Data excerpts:
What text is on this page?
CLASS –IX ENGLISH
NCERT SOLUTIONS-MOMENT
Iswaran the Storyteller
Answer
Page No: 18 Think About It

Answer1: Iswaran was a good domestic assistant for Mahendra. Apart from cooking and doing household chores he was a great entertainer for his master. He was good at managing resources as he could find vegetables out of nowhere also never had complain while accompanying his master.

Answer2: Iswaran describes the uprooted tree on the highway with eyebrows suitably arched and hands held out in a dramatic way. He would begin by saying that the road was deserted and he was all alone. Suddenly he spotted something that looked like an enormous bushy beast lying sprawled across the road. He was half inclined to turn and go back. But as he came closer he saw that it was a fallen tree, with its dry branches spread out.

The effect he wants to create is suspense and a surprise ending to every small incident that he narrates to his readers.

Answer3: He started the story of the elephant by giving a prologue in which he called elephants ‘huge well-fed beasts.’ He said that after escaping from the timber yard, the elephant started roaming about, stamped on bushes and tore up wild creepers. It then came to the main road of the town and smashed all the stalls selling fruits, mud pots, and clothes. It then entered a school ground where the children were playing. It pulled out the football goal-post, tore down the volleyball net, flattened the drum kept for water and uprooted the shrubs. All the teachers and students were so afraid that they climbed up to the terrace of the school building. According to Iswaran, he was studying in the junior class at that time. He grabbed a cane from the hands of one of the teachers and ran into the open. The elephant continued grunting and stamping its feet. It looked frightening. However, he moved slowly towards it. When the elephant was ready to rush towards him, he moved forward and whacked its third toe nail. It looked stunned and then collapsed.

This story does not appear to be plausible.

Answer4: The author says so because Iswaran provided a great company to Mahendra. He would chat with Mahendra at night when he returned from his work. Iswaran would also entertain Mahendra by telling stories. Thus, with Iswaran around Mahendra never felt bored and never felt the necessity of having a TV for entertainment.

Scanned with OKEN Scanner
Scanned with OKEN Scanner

■ **What needs to be done**
Retype the whole listing above exactly.

■ **Full output**
What text is on this page?
CLASS –IX ENGLISH
NCERT SOLUTIONS-MOMENT
Iswaran the Storyteller
Answer
Page No: 18 Think About It

Answer1: Iswaran was a good domestic assistant for Mahendra. Apart from cooking and doing household chores he was a great entertainer for his master. He was good at managing resources as he could find vegetables out of nowhere also never had complain while accompanying his master.

Answer2: Iswaran describes the uprooted tree on the highway with eyebrows suitably arched and hands held out in a dramatic way. He would begin by saying that the road was deserted and he was all alone. Suddenly he spotted something that looked like an enormous bushy beast lying sprawled across the road. He was half inclined to turn and go back. But as he came closer he saw that it was a fallen tree, with its dry branches spread out.

The effect he wants to create is suspense and a surprise ending to every small incident that he narrates to his readers.

Answer3: He started the story of the elephant by giving a prologue in which he called elephants ‘huge well-fed beasts.’ He said that after escaping from the timber yard, the elephant started roaming about, stamped on bushes and tore up wild creepers. It then came to the main road of the town and smashed all the stalls selling fruits, mud pots, and clothes. It then entered a school ground where the children were playing. It pulled out the football goal-post, tore down the volleyball net, flattened the drum kept for water and uprooted the shrubs. All the teachers and students were so afraid that they climbed up to the terrace of the school building. According to Iswaran, he was studying in the junior class at that time. He grabbed a cane from the hands of one of the teachers and ran into the open. The elephant continued grunting and stamping its feet. It looked frightening. However, he moved slowly towards it. When the elephant was ready to rush towards him, he moved forward and whacked its third toe nail. It looked stunned and then collapsed.

This story does not appear to be plausible.

Answer4: The author says so because Iswaran provided a great company to Mahendra. He would chat with Mahendra at night when he returned from his work. Iswaran would also entertain Mahendra by telling stories. Thus, with Iswaran around Mahendra never felt bored and never felt the necessity of having a TV for entertainment.

Scanned with OKEN Scanner
Scanned with OKEN Scanner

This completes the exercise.